Start of Selected text

Back in the day, this guy was one of Peru’s best sprinters. At 91, he still is

GlobalPost
Peru 91-year-old runner Antonio Delgado

LIMA, Peru — Usain Bolt, step aside.

Yes, that’s right. The jet-heeled Jamaican, a multiple Olympic champion and holder of the men’s 100 and 200-meter world records, just might not be the greatest living sprinter.

At least, not if you take age into account.

If you do, then 29-year-old Bolt — who won another 100-meter gold in the world championships over the weekend — has his work cut out fending off the challenge of 91-year-old Peruvian Antonio Delgado.

Delgado, a retired psychiatrist, was also crowned a world 100-meter champion this month, in a special category for 90 to 99-year-olds.

Check him out here beating a field of seriously fast seniors from around the world at the World Masters Athletics Championships in Lyon, France, stopping the clock in an awesome 19.76 seconds.

 

Yet the 100 meter isn’t even Delgado’s specialty. His favorite event is actually the 300-meter hurdles, a race in which he once set a world record, for the 80-89-year-old category.

Delgado’s hearing loss made it difficult to give GlobalPost an interview, but his proud daughter Iris, 57, was more than happy to tell us about the life and feats of the grandfather of six.

“He was born an athlete,” she said. “It’s in his blood. He’s been doing sport his entire life.”

Back in the day, Delgado was once one of Peru’s best sprinters. In the 1940s he clocked a personal best of 10.9 seconds for the 100 meter. But he narrowly missed out on a place at the Pan American Games, which would have been his one international competition during his sporting prime.

In an entirely positive way, he never quite got over that disappointment and has been using it as motivation ever since.

Two decades later, in his mid-40s, Iris says, as a psychiatry professor at a university in his native Arequipa, Peru, his students invited him to compete in their college games. He kicked their butts.

More from GlobalPost: Watch this 95-year-old badass destroy the 200m sprint world record

But it wasn’t until he turned 65 that he actually heard about masters athletics. Since then he has never looked back, competing in the 300-meter hurdles, 100 and 200 meters at multiple South American and world championships.

Yet, according to Iris, her father has no real secret to his longevity. He “eats everything,” she says, except for cutting out red meat about a month before competition.

And he was even a hardcore smoker, getting through two packs of cigarettes a day from adolescence until his mid-60s.

But perhaps the coolest thing about Delgado is the fact that he continues to dream of sports glory just like any star-struck youth.

“It’s all he thinks about,” says Iris. “He lives to train and can’t wait for the next competition. He absolutely loves it.”

End of Selected text
Start of Listed entries

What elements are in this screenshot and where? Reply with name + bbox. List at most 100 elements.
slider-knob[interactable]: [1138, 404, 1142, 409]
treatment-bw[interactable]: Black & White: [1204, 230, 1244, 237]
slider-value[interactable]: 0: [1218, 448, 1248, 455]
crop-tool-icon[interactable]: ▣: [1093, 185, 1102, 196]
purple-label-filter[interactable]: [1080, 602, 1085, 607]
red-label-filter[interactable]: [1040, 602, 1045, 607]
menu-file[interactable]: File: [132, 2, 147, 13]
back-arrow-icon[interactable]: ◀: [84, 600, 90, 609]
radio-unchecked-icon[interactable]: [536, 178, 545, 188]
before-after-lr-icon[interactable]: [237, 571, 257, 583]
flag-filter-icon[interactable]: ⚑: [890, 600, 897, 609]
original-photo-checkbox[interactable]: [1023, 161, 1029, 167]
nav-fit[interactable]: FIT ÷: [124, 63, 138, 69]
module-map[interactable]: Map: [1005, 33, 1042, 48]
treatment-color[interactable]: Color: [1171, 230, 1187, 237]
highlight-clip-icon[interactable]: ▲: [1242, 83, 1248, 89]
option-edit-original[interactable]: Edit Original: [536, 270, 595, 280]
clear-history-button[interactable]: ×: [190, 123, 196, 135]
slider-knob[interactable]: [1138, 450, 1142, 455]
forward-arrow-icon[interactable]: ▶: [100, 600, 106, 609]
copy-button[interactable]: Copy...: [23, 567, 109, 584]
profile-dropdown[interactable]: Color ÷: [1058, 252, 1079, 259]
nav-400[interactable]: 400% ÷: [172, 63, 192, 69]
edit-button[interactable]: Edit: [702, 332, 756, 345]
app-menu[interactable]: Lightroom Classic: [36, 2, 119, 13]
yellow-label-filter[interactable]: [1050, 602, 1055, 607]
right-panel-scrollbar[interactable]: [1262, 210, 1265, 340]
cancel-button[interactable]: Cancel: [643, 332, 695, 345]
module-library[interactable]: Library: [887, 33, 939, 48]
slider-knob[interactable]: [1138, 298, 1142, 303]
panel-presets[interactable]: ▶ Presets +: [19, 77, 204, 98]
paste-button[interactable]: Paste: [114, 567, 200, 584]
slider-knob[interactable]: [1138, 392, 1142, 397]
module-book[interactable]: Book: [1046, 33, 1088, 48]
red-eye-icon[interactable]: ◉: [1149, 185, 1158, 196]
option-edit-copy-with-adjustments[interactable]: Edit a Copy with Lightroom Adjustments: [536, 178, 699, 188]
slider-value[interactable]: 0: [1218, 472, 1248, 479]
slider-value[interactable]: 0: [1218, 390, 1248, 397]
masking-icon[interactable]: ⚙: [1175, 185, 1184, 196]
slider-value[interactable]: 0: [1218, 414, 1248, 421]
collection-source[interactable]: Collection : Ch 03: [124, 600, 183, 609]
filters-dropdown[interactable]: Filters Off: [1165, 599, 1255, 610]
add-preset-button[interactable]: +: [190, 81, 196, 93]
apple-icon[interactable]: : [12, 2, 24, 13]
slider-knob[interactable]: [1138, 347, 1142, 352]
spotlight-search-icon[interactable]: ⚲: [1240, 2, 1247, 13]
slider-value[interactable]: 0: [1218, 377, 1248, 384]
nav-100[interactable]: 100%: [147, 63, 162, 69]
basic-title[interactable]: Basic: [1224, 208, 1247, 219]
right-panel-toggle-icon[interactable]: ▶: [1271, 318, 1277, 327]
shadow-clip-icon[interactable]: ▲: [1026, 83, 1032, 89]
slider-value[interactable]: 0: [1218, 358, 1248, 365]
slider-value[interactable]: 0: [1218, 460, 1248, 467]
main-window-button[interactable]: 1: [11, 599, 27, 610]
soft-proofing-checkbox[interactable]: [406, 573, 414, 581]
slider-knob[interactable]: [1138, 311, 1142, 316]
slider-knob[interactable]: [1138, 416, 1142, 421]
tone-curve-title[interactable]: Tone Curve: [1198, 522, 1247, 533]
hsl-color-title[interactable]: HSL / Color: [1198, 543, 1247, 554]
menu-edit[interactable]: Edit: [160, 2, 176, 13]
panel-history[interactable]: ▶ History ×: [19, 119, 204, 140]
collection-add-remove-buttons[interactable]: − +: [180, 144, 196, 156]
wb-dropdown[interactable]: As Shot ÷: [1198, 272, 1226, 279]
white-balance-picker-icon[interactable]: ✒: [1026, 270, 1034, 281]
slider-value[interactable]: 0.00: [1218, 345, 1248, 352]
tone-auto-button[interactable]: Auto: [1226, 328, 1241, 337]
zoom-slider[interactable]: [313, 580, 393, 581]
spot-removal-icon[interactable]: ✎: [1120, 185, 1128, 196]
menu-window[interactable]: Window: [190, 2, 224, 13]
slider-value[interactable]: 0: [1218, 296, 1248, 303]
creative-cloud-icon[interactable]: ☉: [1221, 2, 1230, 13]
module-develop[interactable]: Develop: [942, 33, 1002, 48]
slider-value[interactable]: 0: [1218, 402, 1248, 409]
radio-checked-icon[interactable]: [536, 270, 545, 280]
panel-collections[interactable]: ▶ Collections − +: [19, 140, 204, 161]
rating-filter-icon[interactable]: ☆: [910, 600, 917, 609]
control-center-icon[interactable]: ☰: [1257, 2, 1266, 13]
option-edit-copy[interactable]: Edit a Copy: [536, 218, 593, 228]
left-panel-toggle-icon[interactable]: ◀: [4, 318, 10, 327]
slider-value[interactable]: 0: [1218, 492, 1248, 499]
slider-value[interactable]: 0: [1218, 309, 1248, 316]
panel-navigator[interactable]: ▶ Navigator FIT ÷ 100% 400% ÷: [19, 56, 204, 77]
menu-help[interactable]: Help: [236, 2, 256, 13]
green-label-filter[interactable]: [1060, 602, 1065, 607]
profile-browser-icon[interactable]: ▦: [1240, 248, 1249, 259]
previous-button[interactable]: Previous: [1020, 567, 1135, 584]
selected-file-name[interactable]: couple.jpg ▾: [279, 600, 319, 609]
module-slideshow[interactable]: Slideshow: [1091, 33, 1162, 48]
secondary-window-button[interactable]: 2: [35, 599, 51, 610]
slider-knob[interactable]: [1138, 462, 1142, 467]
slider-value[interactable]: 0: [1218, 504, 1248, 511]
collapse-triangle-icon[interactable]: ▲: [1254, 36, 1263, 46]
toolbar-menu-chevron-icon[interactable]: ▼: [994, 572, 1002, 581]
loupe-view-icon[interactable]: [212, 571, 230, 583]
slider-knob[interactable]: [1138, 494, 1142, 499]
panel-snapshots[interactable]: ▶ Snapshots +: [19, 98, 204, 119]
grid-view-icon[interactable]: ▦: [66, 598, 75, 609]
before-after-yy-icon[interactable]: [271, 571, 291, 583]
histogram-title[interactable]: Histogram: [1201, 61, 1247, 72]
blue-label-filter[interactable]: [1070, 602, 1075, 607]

End of Listed entries

Your instructions:
Copy the passage from the article about the 91-year-old Peruvian sprinter, starting at "Delgado, a retired" and ending at "the 80-89-year-old category.". The records are separate material and have no connection to the article.

Your response:
Delgado, a retired psychiatrist, was also crowned a world 100-meter champion this month, in a special category for 90 to 99-year-olds.

Check him out here beating a field of seriously fast seniors from around the world at the World Masters Athletics Championships in Lyon, France, stopping the clock in an awesome 19.76 seconds.

 

Yet the 100 meter isn’t even Delgado’s specialty. His favorite event is actually the 300-meter hurdles, a race in which he once set a world record, for the 80-89-year-old category.